DATA FOR THIS TASK Start Marker

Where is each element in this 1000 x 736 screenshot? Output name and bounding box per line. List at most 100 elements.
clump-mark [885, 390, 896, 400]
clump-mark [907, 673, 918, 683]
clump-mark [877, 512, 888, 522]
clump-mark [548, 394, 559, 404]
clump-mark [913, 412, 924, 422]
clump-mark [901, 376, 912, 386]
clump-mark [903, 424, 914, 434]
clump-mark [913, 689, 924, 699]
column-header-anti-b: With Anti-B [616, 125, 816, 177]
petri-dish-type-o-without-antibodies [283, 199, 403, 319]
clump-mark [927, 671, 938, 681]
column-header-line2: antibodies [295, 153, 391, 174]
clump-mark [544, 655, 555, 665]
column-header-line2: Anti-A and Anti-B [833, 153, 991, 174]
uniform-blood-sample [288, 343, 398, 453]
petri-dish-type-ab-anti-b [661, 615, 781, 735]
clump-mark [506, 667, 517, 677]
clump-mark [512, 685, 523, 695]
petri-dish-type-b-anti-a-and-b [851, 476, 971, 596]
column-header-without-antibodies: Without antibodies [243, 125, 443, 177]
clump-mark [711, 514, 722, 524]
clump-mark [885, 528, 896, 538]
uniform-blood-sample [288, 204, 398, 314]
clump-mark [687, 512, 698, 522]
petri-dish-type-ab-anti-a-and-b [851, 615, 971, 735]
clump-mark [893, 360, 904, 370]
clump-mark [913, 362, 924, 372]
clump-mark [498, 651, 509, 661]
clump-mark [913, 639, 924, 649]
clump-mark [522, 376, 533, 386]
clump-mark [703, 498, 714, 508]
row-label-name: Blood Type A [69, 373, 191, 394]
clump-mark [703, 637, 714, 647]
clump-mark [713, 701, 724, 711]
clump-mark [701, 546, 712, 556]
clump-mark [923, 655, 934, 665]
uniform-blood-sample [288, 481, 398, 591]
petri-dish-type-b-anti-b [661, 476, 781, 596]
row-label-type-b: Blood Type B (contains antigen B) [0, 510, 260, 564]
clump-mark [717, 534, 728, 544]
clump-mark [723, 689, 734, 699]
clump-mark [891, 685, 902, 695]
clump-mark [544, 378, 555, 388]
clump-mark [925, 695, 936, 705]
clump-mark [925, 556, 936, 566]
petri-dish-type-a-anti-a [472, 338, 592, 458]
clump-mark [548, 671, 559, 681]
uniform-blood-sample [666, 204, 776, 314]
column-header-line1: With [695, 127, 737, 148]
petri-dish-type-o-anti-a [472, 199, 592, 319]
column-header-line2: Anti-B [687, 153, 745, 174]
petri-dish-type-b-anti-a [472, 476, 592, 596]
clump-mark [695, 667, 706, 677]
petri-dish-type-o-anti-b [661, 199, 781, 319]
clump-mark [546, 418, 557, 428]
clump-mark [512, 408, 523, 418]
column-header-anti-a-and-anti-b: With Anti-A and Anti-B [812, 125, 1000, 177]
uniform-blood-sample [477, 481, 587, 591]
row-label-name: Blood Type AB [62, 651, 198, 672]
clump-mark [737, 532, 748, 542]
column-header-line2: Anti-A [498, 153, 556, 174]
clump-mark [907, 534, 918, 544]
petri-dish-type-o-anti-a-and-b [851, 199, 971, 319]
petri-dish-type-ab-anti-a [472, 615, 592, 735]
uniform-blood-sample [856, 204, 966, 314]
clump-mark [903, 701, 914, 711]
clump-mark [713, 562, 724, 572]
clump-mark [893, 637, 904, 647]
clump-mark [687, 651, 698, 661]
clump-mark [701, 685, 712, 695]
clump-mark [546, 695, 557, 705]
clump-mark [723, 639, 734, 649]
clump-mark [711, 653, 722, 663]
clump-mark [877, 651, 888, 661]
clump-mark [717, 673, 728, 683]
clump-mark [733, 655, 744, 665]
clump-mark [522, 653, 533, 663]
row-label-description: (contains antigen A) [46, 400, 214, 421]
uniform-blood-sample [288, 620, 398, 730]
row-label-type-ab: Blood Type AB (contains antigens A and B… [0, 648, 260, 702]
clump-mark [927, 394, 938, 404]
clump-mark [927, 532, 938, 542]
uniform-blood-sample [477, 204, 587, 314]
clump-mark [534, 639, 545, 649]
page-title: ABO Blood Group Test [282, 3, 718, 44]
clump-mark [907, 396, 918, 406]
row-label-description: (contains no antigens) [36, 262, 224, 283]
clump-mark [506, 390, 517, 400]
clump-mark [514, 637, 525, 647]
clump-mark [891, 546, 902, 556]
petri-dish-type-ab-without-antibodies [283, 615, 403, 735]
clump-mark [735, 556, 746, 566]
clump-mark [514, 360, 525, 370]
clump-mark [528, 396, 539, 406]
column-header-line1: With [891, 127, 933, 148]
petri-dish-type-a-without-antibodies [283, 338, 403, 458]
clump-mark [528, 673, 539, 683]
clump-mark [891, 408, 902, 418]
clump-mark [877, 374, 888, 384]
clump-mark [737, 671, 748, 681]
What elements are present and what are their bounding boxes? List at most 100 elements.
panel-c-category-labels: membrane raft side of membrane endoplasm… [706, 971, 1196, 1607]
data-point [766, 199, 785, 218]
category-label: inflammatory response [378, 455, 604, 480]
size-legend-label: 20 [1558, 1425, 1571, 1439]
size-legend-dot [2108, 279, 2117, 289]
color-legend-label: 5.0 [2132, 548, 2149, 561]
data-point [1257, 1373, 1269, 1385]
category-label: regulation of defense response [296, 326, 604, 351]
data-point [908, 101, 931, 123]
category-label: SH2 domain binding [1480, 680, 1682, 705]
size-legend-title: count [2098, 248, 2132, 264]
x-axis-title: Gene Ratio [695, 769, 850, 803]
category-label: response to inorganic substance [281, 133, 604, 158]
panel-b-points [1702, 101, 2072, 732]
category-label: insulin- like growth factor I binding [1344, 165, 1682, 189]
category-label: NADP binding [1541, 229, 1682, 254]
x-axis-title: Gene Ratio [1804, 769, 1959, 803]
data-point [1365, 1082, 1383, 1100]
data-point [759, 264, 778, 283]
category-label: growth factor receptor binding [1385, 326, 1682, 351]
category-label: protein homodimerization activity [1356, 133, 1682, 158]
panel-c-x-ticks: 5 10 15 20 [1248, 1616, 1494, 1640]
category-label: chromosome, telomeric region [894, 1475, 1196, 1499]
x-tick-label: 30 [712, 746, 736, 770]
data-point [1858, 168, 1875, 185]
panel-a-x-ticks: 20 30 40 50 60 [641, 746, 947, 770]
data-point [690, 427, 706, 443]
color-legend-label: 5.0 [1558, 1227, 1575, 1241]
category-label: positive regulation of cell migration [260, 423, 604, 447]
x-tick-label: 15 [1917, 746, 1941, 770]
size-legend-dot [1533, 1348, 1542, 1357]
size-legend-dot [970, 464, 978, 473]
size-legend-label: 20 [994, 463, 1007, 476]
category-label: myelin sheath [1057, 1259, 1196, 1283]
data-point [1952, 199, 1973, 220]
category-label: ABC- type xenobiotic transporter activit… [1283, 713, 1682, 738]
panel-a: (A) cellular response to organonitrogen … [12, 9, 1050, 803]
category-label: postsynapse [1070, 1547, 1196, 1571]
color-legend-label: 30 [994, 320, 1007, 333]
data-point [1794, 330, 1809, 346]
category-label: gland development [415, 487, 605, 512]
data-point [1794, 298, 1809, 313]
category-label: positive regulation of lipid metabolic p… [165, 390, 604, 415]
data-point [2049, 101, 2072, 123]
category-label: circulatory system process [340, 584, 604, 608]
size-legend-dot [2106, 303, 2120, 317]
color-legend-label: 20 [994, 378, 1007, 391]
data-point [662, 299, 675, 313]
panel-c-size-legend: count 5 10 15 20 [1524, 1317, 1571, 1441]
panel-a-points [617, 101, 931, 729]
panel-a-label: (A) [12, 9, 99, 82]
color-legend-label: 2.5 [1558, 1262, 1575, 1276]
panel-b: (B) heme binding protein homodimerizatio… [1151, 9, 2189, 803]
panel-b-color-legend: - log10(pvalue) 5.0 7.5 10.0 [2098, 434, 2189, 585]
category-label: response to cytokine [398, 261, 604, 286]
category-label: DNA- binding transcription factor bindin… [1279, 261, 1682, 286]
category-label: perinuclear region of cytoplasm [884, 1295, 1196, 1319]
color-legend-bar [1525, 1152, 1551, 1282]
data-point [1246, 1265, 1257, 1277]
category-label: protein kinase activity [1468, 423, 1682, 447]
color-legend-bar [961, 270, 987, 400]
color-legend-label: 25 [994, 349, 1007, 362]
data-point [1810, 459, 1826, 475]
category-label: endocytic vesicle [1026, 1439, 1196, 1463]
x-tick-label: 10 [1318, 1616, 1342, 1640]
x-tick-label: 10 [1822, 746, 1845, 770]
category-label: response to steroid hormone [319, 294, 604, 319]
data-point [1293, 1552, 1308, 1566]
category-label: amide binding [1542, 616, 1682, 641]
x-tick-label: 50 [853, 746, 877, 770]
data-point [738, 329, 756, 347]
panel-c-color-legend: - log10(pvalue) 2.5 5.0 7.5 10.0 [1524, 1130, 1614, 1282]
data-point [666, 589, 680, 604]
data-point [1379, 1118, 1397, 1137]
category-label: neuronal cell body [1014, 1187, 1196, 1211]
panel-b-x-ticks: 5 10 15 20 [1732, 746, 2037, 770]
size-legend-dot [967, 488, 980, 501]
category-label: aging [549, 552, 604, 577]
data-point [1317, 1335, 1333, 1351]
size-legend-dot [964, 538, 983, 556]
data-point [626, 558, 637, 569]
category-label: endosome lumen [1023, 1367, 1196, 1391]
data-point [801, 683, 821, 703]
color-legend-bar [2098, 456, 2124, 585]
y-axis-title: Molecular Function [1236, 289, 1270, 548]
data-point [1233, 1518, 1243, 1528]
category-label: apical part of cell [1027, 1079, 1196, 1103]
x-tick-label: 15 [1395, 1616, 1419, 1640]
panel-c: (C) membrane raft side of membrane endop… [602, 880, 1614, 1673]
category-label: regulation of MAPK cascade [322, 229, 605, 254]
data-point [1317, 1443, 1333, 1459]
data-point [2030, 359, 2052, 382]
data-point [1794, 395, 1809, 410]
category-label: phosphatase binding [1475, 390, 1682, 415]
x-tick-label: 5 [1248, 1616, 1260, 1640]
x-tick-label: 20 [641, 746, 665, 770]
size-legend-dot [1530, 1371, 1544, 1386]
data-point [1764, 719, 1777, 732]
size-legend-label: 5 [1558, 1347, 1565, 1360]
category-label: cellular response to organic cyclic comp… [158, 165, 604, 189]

DATA FOR THIS TASK End Marker

▶ [ACTION ITEM]: In the data above, find each line that uses the string "positive". Copy it.

▶ [TASK RESPONSE]:
category-label: positive regulation of cell migration [260, 423, 604, 447]
category-label: positive regulation of lipid metabolic p… [165, 390, 604, 415]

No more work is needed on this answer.